Each line below that contains "content" counts once; report the total and nothing more.

[Records excerpted from a collection]
-- -- --

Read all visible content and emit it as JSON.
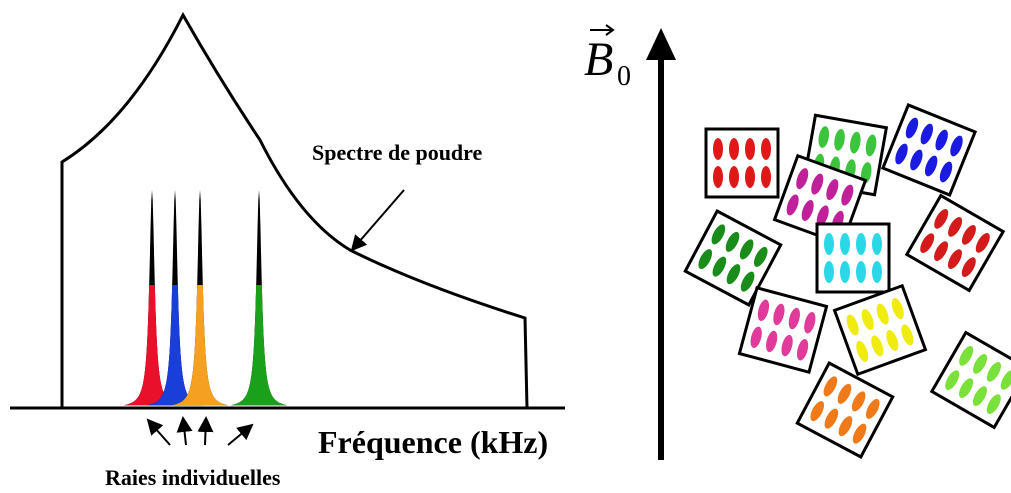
{
  "labels": {
    "powder": "Spectre de poudre",
    "xaxis": "Fréquence (kHz)",
    "lines": "Raies individuelles",
    "field": {
      "symbol": "B",
      "subscript": "0"
    }
  }
}
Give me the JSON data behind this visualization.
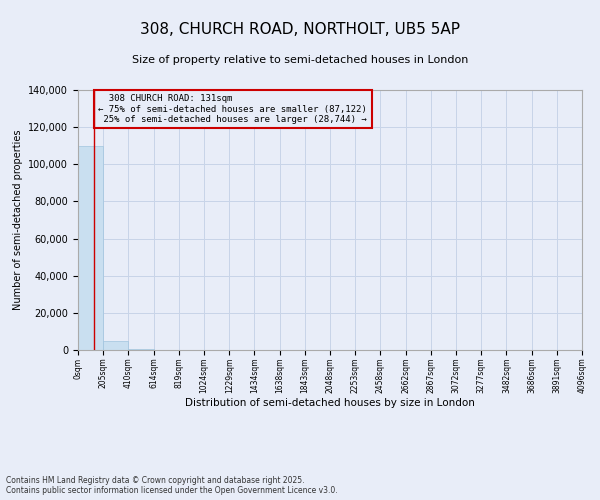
{
  "title": "308, CHURCH ROAD, NORTHOLT, UB5 5AP",
  "subtitle": "Size of property relative to semi-detached houses in London",
  "xlabel": "Distribution of semi-detached houses by size in London",
  "ylabel": "Number of semi-detached properties",
  "bin_edges": [
    0,
    205,
    410,
    614,
    819,
    1024,
    1229,
    1434,
    1638,
    1843,
    2048,
    2253,
    2458,
    2662,
    2867,
    3072,
    3277,
    3482,
    3686,
    3891,
    4096
  ],
  "bin_counts": [
    110000,
    5000,
    400,
    200,
    100,
    60,
    40,
    30,
    20,
    15,
    10,
    8,
    6,
    5,
    4,
    3,
    3,
    2,
    2,
    1
  ],
  "bar_color": "#c9dff0",
  "bar_edge_color": "#a0c4de",
  "property_size": 131,
  "property_label": "308 CHURCH ROAD: 131sqm",
  "pct_smaller": 75,
  "n_smaller": 87122,
  "pct_larger": 25,
  "n_larger": 28744,
  "vline_color": "#cc0000",
  "annotation_box_color": "#cc0000",
  "grid_color": "#c8d4e8",
  "background_color": "#e8edf8",
  "footer_line1": "Contains HM Land Registry data © Crown copyright and database right 2025.",
  "footer_line2": "Contains public sector information licensed under the Open Government Licence v3.0.",
  "tick_labels": [
    "0sqm",
    "205sqm",
    "410sqm",
    "614sqm",
    "819sqm",
    "1024sqm",
    "1229sqm",
    "1434sqm",
    "1638sqm",
    "1843sqm",
    "2048sqm",
    "2253sqm",
    "2458sqm",
    "2662sqm",
    "2867sqm",
    "3072sqm",
    "3277sqm",
    "3482sqm",
    "3686sqm",
    "3891sqm",
    "4096sqm"
  ],
  "ylim": [
    0,
    140000
  ],
  "yticks": [
    0,
    20000,
    40000,
    60000,
    80000,
    100000,
    120000,
    140000
  ]
}
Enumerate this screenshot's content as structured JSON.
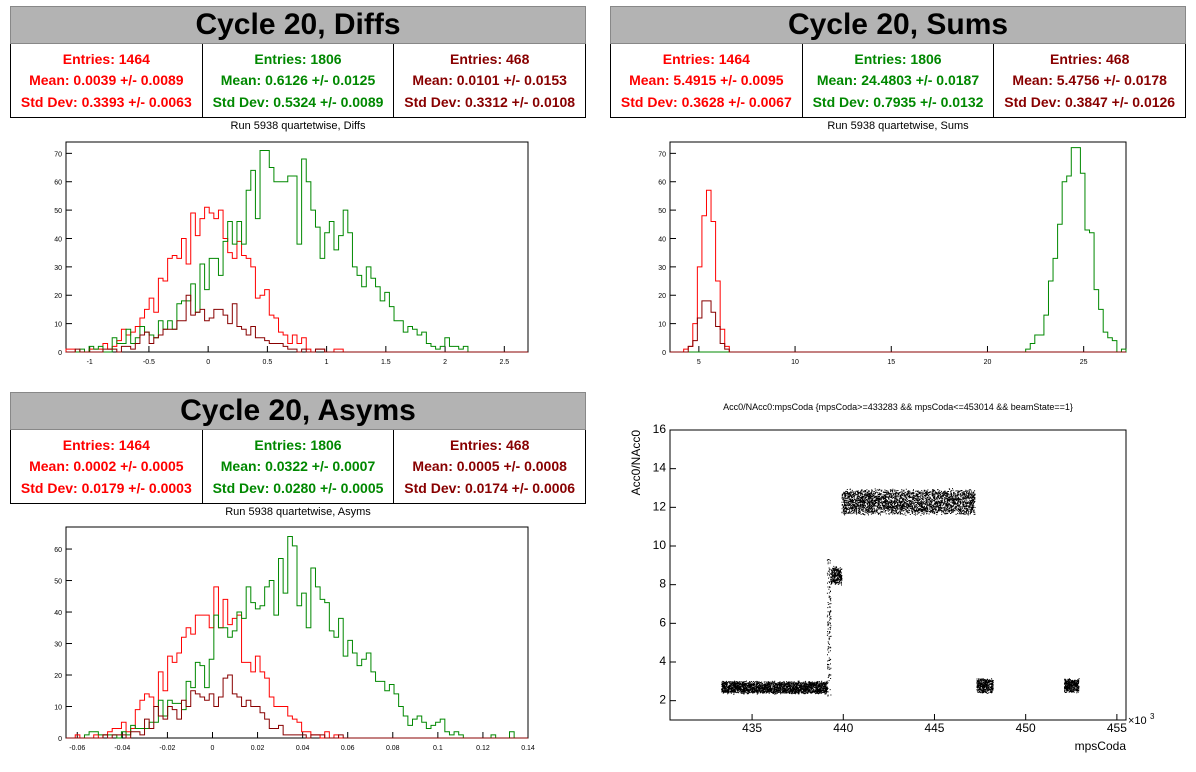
{
  "panels": {
    "diffs": {
      "title": "Cycle 20, Diffs",
      "subtitle": "Run 5938 quartetwise, Diffs",
      "stats": [
        {
          "entries": "Entries: 1464",
          "mean": "Mean: 0.0039 +/- 0.0089",
          "std": "Std Dev: 0.3393 +/- 0.0063"
        },
        {
          "entries": "Entries: 1806",
          "mean": "Mean: 0.6126 +/- 0.0125",
          "std": "Std Dev: 0.5324 +/- 0.0089"
        },
        {
          "entries": "Entries: 468",
          "mean": "Mean: 0.0101 +/- 0.0153",
          "std": "Std Dev: 0.3312 +/- 0.0108"
        }
      ]
    },
    "sums": {
      "title": "Cycle 20, Sums",
      "subtitle": "Run 5938 quartetwise, Sums",
      "stats": [
        {
          "entries": "Entries: 1464",
          "mean": "Mean: 5.4915 +/- 0.0095",
          "std": "Std Dev: 0.3628 +/- 0.0067"
        },
        {
          "entries": "Entries: 1806",
          "mean": "Mean: 24.4803 +/- 0.0187",
          "std": "Std Dev: 0.7935 +/- 0.0132"
        },
        {
          "entries": "Entries: 468",
          "mean": "Mean: 5.4756 +/- 0.0178",
          "std": "Std Dev: 0.3847 +/- 0.0126"
        }
      ]
    },
    "asyms": {
      "title": "Cycle 20, Asyms",
      "subtitle": "Run 5938 quartetwise, Asyms",
      "stats": [
        {
          "entries": "Entries: 1464",
          "mean": "Mean: 0.0002 +/- 0.0005",
          "std": "Std Dev: 0.0179 +/- 0.0003"
        },
        {
          "entries": "Entries: 1806",
          "mean": "Mean: 0.0322 +/- 0.0007",
          "std": "Std Dev: 0.0280 +/- 0.0005"
        },
        {
          "entries": "Entries: 468",
          "mean": "Mean: 0.0005 +/- 0.0008",
          "std": "Std Dev: 0.0174 +/- 0.0006"
        }
      ]
    },
    "scatter": {
      "title": "Acc0/NAcc0:mpsCoda {mpsCoda>=433283 && mpsCoda<=453014 && beamState==1}",
      "ylabel": "Acc0/NAcc0",
      "xlabel": "mpsCoda",
      "xexp": "×10",
      "xexp_sup": "3"
    }
  },
  "colors": {
    "red": "#ff0000",
    "green": "#008800",
    "dark": "#880000"
  },
  "chart_data": [
    {
      "type": "bar",
      "name": "diffs-histogram",
      "xlim": [
        -1.2,
        2.7
      ],
      "ylim": [
        0,
        74
      ],
      "xticks": [
        -1,
        -0.5,
        0,
        0.5,
        1,
        1.5,
        2,
        2.5
      ],
      "yticks": [
        0,
        10,
        20,
        30,
        40,
        50,
        60,
        70
      ],
      "series": [
        {
          "color": "#ff0000",
          "entries": 1464,
          "mean": 0.0039,
          "std": 0.3393,
          "peak": 51
        },
        {
          "color": "#008800",
          "entries": 1806,
          "mean": 0.6126,
          "std": 0.5324,
          "peak": 71
        },
        {
          "color": "#880000",
          "entries": 468,
          "mean": 0.0101,
          "std": 0.3312,
          "peak": 20
        }
      ]
    },
    {
      "type": "bar",
      "name": "sums-histogram",
      "xlim": [
        3.5,
        27.2
      ],
      "ylim": [
        0,
        74
      ],
      "xticks": [
        5,
        10,
        15,
        20,
        25
      ],
      "yticks": [
        0,
        10,
        20,
        30,
        40,
        50,
        60,
        70
      ],
      "series": [
        {
          "color": "#ff0000",
          "entries": 1464,
          "mean": 5.4915,
          "std": 0.3628,
          "peak": 57
        },
        {
          "color": "#008800",
          "entries": 1806,
          "mean": 24.4803,
          "std": 0.7935,
          "peak": 72
        },
        {
          "color": "#880000",
          "entries": 468,
          "mean": 5.4756,
          "std": 0.3847,
          "peak": 18
        }
      ]
    },
    {
      "type": "bar",
      "name": "asyms-histogram",
      "xlim": [
        -0.065,
        0.14
      ],
      "ylim": [
        0,
        67
      ],
      "xticks": [
        -0.06,
        -0.04,
        -0.02,
        0,
        0.02,
        0.04,
        0.06,
        0.08,
        0.1,
        0.12,
        0.14
      ],
      "yticks": [
        0,
        10,
        20,
        30,
        40,
        50,
        60
      ],
      "series": [
        {
          "color": "#ff0000",
          "entries": 1464,
          "mean": 0.0002,
          "std": 0.0179,
          "peak": 48
        },
        {
          "color": "#008800",
          "entries": 1806,
          "mean": 0.0322,
          "std": 0.028,
          "peak": 64
        },
        {
          "color": "#880000",
          "entries": 468,
          "mean": 0.0005,
          "std": 0.0174,
          "peak": 20
        }
      ]
    },
    {
      "type": "scatter",
      "name": "acc0-vs-mpscoda",
      "xlim": [
        430.5,
        455.5
      ],
      "ylim": [
        1,
        16
      ],
      "xticks": [
        435,
        440,
        445,
        450,
        455
      ],
      "yticks": [
        2,
        4,
        6,
        8,
        10,
        12,
        14,
        16
      ],
      "clusters": [
        {
          "x": [
            433.3,
            439.1
          ],
          "ycenter": 2.7,
          "yspread": 0.35
        },
        {
          "x": [
            439.1,
            439.3
          ],
          "ycenter": 6.0,
          "yspread": 4.0
        },
        {
          "x": [
            439.3,
            439.9
          ],
          "ycenter": 8.5,
          "yspread": 0.5
        },
        {
          "x": [
            439.9,
            447.2
          ],
          "ycenter": 12.3,
          "yspread": 0.7
        },
        {
          "x": [
            447.3,
            448.2
          ],
          "ycenter": 2.8,
          "yspread": 0.4
        },
        {
          "x": [
            452.1,
            452.9
          ],
          "ycenter": 2.8,
          "yspread": 0.4
        }
      ]
    }
  ]
}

-- -- --

[Task answer]
2